-- REQUIREMENT --
Please quote every line word for word.
_ _ _ _ _ _ _
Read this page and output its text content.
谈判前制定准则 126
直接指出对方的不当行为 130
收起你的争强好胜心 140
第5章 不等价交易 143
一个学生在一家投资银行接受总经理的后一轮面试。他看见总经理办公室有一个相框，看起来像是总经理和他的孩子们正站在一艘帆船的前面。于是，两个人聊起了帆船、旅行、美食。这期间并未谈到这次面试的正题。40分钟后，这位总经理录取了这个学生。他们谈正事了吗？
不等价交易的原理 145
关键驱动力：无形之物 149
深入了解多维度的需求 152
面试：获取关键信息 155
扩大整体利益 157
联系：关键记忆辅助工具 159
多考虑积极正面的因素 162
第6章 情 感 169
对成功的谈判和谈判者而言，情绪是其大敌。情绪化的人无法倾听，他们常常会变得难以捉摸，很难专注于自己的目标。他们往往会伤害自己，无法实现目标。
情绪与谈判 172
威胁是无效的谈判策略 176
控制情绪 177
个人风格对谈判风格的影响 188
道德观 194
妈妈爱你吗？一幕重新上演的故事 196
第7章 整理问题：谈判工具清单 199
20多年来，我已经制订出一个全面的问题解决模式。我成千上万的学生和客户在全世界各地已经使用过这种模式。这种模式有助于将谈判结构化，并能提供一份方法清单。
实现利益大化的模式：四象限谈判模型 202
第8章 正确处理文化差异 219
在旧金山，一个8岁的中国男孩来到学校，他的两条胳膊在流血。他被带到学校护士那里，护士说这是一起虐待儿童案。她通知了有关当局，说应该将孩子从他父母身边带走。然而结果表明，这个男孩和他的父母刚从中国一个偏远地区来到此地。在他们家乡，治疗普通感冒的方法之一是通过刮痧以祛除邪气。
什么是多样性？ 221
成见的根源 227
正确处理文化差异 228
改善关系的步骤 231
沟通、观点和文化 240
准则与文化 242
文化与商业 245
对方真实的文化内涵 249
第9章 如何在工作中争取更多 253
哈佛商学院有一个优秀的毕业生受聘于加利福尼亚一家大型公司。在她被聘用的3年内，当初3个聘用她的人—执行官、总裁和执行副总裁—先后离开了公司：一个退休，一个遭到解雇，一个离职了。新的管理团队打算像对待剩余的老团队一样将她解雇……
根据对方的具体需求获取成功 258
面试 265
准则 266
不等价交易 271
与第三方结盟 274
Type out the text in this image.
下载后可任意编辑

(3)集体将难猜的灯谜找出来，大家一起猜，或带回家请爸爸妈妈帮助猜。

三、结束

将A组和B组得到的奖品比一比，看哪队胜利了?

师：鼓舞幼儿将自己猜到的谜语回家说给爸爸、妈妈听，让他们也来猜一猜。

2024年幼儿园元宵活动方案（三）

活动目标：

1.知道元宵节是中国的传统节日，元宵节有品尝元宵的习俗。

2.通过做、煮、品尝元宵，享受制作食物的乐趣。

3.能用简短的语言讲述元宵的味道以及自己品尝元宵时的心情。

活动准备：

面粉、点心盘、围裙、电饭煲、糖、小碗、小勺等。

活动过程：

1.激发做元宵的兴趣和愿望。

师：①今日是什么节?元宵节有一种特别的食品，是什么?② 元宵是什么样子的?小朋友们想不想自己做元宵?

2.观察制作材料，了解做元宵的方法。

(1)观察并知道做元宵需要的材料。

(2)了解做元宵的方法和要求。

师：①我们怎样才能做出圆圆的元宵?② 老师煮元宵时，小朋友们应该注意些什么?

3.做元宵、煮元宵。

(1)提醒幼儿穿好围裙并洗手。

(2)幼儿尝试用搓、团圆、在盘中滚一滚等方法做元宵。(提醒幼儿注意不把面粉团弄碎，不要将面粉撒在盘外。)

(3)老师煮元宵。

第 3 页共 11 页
_ _ _ _ _ _ _
-- RESULT OF THIS TASK --
Read this page and output its text content.
谈判前制定准则 126
直接指出对方的不当行为 130
收起你的争强好胜心 140
第5章 不等价交易 143
一个学生在一家投资银行接受总经理的后一轮面试。他看见总经理办公室有一个相框，看起来像是总经理和他的孩子们正站在一艘帆船的前面。于是，两个人聊起了帆船、旅行、美食。这期间并未谈到这次面试的正题。40分钟后，这位总经理录取了这个学生。他们谈正事了吗？
不等价交易的原理 145
关键驱动力：无形之物 149
深入了解多维度的需求 152
面试：获取关键信息 155
扩大整体利益 157
联系：关键记忆辅助工具 159
多考虑积极正面的因素 162
第6章 情 感 169
对成功的谈判和谈判者而言，情绪是其大敌。情绪化的人无法倾听，他们常常会变得难以捉摸，很难专注于自己的目标。他们往往会伤害自己，无法实现目标。
情绪与谈判 172
威胁是无效的谈判策略 176
控制情绪 177
个人风格对谈判风格的影响 188
道德观 194
妈妈爱你吗？一幕重新上演的故事 196
第7章 整理问题：谈判工具清单 199
20多年来，我已经制订出一个全面的问题解决模式。我成千上万的学生和客户在全世界各地已经使用过这种模式。这种模式有助于将谈判结构化，并能提供一份方法清单。
实现利益大化的模式：四象限谈判模型 202
第8章 正确处理文化差异 219
在旧金山，一个8岁的中国男孩来到学校，他的两条胳膊在流血。他被带到学校护士那里，护士说这是一起虐待儿童案。她通知了有关当局，说应该将孩子从他父母身边带走。然而结果表明，这个男孩和他的父母刚从中国一个偏远地区来到此地。在他们家乡，治疗普通感冒的方法之一是通过刮痧以祛除邪气。
什么是多样性？ 221
成见的根源 227
正确处理文化差异 228
改善关系的步骤 231
沟通、观点和文化 240
准则与文化 242
文化与商业 245
对方真实的文化内涵 249
第9章 如何在工作中争取更多 253
哈佛商学院有一个优秀的毕业生受聘于加利福尼亚一家大型公司。在她被聘用的3年内，当初3个聘用她的人—执行官、总裁和执行副总裁—先后离开了公司：一个退休，一个遭到解雇，一个离职了。新的管理团队打算像对待剩余的老团队一样将她解雇……
根据对方的具体需求获取成功 258
面试 265
准则 266
不等价交易 271
与第三方结盟 274
Type out the text in this image.
下载后可任意编辑

(3)集体将难猜的灯谜找出来，大家一起猜，或带回家请爸爸妈妈帮助猜。

三、结束

将A组和B组得到的奖品比一比，看哪队胜利了?

师：鼓舞幼儿将自己猜到的谜语回家说给爸爸、妈妈听，让他们也来猜一猜。

2024年幼儿园元宵活动方案（三）

活动目标：

1.知道元宵节是中国的传统节日，元宵节有品尝元宵的习俗。

2.通过做、煮、品尝元宵，享受制作食物的乐趣。

3.能用简短的语言讲述元宵的味道以及自己品尝元宵时的心情。

活动准备：

面粉、点心盘、围裙、电饭煲、糖、小碗、小勺等。

活动过程：

1.激发做元宵的兴趣和愿望。

师：①今日是什么节?元宵节有一种特别的食品，是什么?② 元宵是什么样子的?小朋友们想不想自己做元宵?

2.观察制作材料，了解做元宵的方法。

(1)观察并知道做元宵需要的材料。

(2)了解做元宵的方法和要求。

师：①我们怎样才能做出圆圆的元宵?② 老师煮元宵时，小朋友们应该注意些什么?

3.做元宵、煮元宵。

(1)提醒幼儿穿好围裙并洗手。

(2)幼儿尝试用搓、团圆、在盘中滚一滚等方法做元宵。(提醒幼儿注意不把面粉团弄碎，不要将面粉撒在盘外。)

(3)老师煮元宵。

第 3 页共 11 页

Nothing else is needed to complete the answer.